- Task requirements
Look for "Media" in the listing below. Gather each line that contains it.

- Raw records

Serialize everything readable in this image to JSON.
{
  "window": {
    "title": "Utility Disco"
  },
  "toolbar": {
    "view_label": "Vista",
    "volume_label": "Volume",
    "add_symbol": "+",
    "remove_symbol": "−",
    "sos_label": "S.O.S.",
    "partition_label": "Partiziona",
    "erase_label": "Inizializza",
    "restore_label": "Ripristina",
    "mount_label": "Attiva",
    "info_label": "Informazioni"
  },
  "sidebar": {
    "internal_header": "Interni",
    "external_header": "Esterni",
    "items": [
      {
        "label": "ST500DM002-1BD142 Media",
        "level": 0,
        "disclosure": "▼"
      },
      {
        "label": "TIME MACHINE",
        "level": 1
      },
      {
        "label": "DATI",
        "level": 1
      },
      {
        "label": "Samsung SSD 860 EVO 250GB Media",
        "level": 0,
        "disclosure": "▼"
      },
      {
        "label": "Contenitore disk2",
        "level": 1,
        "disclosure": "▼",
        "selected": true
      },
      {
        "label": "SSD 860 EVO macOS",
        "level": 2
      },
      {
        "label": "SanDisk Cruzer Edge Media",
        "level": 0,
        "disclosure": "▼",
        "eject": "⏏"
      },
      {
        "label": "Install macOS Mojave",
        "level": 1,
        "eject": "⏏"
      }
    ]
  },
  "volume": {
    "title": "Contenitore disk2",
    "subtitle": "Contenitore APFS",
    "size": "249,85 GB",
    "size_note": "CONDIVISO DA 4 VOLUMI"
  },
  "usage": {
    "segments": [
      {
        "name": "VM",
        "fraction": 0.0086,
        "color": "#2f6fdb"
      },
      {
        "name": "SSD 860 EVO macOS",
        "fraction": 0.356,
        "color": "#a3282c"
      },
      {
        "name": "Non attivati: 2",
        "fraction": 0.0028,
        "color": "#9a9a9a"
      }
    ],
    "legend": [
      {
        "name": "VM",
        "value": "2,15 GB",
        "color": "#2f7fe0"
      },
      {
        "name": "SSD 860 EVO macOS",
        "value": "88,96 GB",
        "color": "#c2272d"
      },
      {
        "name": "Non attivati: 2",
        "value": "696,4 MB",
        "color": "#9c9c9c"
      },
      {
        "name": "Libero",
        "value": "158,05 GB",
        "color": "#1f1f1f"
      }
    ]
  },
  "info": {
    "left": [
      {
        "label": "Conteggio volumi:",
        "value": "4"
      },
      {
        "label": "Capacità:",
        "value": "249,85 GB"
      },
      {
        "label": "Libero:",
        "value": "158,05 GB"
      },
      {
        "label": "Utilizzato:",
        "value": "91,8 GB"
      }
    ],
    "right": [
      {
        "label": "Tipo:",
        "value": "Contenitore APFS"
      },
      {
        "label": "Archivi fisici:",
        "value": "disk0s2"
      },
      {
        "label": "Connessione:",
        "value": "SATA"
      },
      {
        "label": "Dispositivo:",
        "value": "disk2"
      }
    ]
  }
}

- Solution for this task
        "label": "ST500DM002-1BD142 Media",
        "label": "Samsung SSD 860 EVO 250GB Media",
        "label": "SanDisk Cruzer Edge Media",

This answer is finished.